Exercise directions>
Report all lines from the entries below in which "ylabel" appears.
####
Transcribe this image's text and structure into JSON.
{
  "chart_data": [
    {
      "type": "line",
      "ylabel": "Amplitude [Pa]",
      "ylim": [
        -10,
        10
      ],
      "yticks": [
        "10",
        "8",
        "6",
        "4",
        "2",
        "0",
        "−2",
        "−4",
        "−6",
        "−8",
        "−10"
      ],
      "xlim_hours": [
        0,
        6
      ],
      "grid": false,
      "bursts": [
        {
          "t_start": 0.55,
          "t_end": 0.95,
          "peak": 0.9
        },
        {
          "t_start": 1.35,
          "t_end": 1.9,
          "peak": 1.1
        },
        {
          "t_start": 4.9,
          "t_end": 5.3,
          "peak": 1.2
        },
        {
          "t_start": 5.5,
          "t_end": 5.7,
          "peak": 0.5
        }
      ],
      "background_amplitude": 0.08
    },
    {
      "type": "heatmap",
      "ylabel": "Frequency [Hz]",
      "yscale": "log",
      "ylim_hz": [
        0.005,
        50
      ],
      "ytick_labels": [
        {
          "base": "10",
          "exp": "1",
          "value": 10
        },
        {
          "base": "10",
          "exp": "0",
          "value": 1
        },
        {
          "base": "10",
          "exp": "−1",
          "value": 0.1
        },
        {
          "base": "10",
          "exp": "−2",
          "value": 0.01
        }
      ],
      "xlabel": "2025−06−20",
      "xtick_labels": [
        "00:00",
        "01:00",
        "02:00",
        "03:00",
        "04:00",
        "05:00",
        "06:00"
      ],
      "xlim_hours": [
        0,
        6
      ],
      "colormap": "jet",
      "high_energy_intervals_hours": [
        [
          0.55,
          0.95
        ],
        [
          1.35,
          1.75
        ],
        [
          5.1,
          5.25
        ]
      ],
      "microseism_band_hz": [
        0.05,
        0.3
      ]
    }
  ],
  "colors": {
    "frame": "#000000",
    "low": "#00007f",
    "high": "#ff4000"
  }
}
####
Exercise solution>
      "ylabel": "Amplitude [Pa]",
      "ylabel": "Frequency [Hz]",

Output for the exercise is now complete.